• [Task A]:
Reproduce the Ukraine war essay word for word, everything from "Image: After the" down to "homes and livelihood.".
• [Task B]:
Answer these questions from the Ukraine war essay, marking each answer with the same numeral as its question:
(i) According to the UN figure from March 2, how many civilians had died?
(ii) How many people in Ukraine already needed humanitarian aid because of the eight-year-long conflict?
(iii) Where are many of the shelters that families travel to located?
• [Task C]:
Condense the paragraph of the Ukraine war essay that begins "Wars are complex health emergencies" into a shorter version that keeps its main facts.

• [Quoted passage]:
---*---
The war in Ukraine is life-changing for a myriad of reasons. We are living through history. Many of us just beginning to enter college or navigating our way through high school have become so accustomed to these declarations that we do not blink twice. After the COVID-19 pandemic, there is no "normal" and we have to adapt on a daily basis to what the next major event is. At this point, it would not be so out of the ordinary to be told that there is an alien invasion that will occur in the next year. We have faced so much strife that these abnormalities are not abnormal, especially with the past year being filled with more death and loss than ever imaginable.
In Ukraine, though, death has not simply been a result of the bullets and bombs of those engaged in combat, but instead, innocent citizens are facing the repercussions. Yes, the data comes from over a month ago on March 2, but the UN claims that 136 civilians had died at the time— a catastrophic number. Many of them are fighting a war that they are not even sure how began, with many being the same age as or even younger than myself. However, some deaths have been a result of the wider implications of conflict on public health based on the definition of war.
Image: Russian troops have left death and destruction behind in Ukraine with warfare raging on. Cars are completely burned-out and homes are entirely destroyed, even flattening tanks in the wake of the war. The warfare is so ravaging that the top turret of the tank was even crushed and
War: The Battle Beyond The Field
Wars are complex health emergencies. We generally think of infrastructure collapsing in terms of governmental and civil disarray, but what about the children, mothers, and the disabled who were already disadvantaged before? Previously, Ukraine had over 3 million people that needed humanitarian aid because of the eight-year-long conflict, but those individuals never received the complete assistance to be entirely recovered. There are hundreds of thousands of refugees in Ukraine after the war, especially those in need of medical oxygen supplies.
“Beyond hospitals, primary care, screening, and immunization programmes will have been disrupted. This means that people with chronic diseases such as diabetes or heart failure may not get optimal treatment— if any at all” (Lee, Ukraine: War has an impact on people’s health beyond bullets and bombs). What about individuals with undiagnosed diseases such as precancerous cells, or who are in need of testing for genetic disorders? With the lack of screening programs, cancers, amongst other diseases, maybe missed or diagnosed too late, increasing the death rate even more than just as a result of combat.
Image: After the constant air raids, many families have lost their homes and livelihoods, fearing for their lives. The safest option is to travel to a shelter where the necessities are provided and many are in subway stations. In cities like Kyiv, families are living in these shelters on mattresses with small children losing their homes and livelihood.
---*---
• [Excerpted records]:
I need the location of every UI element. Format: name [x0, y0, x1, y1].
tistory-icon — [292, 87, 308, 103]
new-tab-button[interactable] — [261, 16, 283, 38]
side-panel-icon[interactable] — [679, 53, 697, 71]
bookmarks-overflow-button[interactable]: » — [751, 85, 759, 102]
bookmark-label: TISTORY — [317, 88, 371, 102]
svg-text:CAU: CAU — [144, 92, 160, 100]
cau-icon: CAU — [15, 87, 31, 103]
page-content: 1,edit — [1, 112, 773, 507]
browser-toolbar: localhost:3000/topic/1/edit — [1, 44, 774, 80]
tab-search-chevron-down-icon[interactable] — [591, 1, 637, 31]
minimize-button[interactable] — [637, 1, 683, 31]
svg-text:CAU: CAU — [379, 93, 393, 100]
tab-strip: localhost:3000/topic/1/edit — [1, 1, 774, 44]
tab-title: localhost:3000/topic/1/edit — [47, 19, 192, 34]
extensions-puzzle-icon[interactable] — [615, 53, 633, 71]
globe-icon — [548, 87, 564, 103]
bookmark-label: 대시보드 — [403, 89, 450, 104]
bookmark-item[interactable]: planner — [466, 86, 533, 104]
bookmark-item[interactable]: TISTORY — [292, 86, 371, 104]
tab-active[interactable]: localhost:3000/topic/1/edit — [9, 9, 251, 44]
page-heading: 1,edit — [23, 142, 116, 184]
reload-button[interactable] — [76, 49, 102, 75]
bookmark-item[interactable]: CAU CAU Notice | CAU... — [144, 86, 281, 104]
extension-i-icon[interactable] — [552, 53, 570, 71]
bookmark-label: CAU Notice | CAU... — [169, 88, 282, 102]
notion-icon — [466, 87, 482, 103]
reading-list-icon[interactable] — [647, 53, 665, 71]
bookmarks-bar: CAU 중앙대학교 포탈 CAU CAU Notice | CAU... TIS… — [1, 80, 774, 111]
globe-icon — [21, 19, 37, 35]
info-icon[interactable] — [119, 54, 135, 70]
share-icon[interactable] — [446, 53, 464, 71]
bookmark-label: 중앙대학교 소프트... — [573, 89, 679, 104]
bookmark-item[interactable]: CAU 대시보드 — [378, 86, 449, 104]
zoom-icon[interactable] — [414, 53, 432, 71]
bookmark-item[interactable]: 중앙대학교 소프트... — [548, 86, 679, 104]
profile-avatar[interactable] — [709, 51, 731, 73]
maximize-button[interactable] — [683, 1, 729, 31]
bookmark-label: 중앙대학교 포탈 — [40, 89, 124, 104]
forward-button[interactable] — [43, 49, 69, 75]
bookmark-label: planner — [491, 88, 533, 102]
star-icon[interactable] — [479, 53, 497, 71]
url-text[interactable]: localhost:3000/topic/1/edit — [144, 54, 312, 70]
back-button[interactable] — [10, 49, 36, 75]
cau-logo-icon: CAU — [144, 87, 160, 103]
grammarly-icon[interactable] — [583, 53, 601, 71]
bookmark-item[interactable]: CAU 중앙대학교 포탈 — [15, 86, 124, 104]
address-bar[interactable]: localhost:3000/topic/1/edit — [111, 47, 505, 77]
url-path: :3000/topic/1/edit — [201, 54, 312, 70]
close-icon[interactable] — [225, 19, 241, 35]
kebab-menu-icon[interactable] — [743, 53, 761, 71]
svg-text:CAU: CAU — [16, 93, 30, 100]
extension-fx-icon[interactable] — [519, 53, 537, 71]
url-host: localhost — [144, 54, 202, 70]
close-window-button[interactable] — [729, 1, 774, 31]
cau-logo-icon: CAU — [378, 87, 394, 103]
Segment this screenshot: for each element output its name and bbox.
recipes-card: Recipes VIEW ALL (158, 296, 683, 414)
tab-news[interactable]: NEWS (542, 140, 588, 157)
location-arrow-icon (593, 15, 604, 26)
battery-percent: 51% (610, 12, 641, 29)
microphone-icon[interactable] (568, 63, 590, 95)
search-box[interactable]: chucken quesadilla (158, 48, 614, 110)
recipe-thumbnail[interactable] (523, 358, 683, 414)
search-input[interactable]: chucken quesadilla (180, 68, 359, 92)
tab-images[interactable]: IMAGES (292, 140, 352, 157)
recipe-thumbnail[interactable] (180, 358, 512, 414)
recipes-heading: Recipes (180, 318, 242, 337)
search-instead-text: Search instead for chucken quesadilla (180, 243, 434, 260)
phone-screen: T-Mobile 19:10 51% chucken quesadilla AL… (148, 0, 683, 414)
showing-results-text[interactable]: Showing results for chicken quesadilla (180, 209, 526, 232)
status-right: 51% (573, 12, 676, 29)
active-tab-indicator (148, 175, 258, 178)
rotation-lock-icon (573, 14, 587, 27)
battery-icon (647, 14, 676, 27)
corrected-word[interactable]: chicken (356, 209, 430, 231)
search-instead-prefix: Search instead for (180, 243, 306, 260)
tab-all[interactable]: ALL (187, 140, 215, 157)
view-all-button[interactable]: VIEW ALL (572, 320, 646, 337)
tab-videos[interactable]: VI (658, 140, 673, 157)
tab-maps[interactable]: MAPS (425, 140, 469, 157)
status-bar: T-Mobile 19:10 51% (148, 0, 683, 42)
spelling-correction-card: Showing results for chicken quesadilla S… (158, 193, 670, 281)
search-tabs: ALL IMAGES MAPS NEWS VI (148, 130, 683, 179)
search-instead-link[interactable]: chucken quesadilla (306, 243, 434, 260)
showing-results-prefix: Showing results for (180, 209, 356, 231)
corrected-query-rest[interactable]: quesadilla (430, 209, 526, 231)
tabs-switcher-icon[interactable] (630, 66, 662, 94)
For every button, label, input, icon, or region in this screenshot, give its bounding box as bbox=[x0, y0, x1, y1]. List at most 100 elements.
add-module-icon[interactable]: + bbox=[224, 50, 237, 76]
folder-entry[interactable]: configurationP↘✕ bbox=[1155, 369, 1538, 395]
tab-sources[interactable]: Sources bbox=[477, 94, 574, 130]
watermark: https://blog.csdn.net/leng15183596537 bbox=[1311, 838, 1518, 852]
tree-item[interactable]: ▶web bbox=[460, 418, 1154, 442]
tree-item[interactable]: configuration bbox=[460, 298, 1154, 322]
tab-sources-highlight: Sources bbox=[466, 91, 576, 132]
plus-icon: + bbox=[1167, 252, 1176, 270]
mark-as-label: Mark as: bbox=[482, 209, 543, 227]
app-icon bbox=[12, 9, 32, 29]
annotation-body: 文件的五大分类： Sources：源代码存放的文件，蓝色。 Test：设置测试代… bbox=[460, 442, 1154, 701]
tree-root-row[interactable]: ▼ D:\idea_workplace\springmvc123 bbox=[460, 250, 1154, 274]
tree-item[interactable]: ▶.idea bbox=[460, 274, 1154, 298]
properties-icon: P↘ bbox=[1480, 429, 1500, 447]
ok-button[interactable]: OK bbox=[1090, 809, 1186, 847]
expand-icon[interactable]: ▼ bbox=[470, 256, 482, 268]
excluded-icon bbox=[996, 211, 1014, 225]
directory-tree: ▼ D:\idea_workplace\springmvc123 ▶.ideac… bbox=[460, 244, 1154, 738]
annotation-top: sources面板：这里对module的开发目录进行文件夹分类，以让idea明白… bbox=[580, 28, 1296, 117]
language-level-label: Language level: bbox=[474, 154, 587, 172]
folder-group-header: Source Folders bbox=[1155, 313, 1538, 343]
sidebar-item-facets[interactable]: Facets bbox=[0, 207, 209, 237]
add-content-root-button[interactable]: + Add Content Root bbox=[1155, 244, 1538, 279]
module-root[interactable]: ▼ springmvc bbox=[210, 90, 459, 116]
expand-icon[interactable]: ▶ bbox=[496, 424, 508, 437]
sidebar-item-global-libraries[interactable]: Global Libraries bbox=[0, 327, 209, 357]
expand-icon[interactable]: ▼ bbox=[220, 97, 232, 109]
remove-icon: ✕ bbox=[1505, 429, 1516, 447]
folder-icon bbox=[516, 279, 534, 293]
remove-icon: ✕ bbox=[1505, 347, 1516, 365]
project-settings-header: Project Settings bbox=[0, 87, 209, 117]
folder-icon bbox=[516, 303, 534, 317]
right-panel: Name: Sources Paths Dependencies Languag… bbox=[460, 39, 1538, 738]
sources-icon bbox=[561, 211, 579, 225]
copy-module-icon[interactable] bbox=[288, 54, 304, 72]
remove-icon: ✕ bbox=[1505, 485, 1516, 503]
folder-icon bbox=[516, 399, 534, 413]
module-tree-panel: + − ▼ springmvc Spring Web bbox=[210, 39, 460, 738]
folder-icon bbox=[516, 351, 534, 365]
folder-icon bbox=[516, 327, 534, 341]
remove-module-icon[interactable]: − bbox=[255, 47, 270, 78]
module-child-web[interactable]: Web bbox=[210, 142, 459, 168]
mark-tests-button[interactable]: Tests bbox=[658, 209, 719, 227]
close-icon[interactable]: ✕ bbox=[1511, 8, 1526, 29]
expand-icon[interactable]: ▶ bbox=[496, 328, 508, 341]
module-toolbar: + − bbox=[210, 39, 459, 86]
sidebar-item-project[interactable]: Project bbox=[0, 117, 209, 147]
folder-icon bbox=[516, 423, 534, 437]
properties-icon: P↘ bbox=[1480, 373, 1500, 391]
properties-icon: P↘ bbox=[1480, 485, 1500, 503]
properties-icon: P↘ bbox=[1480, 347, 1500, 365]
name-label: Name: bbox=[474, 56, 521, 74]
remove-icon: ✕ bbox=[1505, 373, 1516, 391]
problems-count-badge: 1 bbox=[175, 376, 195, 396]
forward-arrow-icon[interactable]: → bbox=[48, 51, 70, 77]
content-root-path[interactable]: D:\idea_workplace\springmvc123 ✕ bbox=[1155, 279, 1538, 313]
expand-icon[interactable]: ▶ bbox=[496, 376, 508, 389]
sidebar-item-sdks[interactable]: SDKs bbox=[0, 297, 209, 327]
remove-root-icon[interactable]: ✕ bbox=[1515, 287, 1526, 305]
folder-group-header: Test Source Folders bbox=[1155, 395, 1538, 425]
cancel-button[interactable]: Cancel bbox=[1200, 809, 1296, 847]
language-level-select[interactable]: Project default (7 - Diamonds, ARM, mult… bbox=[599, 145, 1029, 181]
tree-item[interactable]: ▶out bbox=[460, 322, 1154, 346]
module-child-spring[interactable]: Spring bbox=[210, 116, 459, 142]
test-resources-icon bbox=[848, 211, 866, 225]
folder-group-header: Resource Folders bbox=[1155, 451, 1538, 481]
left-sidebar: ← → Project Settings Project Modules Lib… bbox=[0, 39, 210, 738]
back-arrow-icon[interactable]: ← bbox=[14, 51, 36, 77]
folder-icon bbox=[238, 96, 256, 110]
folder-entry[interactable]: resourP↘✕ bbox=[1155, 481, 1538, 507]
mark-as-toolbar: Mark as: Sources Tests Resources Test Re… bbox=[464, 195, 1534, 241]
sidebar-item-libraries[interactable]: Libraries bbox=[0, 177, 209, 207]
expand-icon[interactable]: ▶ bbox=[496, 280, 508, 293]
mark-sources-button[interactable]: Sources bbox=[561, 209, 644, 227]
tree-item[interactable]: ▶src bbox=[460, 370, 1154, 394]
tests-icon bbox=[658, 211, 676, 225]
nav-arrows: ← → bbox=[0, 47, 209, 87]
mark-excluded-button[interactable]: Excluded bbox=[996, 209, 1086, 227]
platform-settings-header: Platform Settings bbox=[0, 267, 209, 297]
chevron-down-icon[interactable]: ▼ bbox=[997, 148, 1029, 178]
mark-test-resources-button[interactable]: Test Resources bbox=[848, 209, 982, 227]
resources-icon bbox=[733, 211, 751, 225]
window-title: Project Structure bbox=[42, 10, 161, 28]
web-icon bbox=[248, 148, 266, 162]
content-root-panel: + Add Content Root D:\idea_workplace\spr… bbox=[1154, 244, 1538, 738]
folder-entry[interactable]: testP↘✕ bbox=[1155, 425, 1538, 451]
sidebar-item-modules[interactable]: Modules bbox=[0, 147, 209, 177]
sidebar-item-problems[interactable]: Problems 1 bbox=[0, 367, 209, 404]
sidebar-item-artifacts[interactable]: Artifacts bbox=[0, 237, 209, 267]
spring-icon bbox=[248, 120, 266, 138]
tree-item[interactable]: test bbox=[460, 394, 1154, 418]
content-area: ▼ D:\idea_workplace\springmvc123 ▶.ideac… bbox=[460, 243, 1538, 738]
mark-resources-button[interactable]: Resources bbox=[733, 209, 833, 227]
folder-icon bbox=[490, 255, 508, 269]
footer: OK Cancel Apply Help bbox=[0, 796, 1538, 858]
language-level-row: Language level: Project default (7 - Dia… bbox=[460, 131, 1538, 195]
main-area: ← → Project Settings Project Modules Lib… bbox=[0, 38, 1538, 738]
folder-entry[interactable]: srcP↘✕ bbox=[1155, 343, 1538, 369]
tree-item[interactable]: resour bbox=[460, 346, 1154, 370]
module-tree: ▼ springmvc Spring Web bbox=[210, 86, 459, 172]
---*---
• [Exercise solution A]:
Image: After the constant air raids, many families have lost their homes and livelihoods, fearing for their lives. The safest option is to travel to a shelter where the necessities are provided and many are in subway stations. In cities like Kyiv, families are living in these shelters on mattresses with small children losing their homes and livelihood.

• [Exercise solution B]:
(i) 136 civilians.
(ii) Over 3 million people.
(iii) In subway stations.

• [Exercise solution C]:
Wars are complex health emergencies, and beyond governmental and civil disarray, they hurt children, mothers, and the disabled who were already disadvantaged. Before the war, over 3 million people in Ukraine needed humanitarian aid because of the eight-year-long conflict, and they never received enough help to fully recover. The war has left hundreds of thousands of refugees, many of whom need medical oxygen supplies.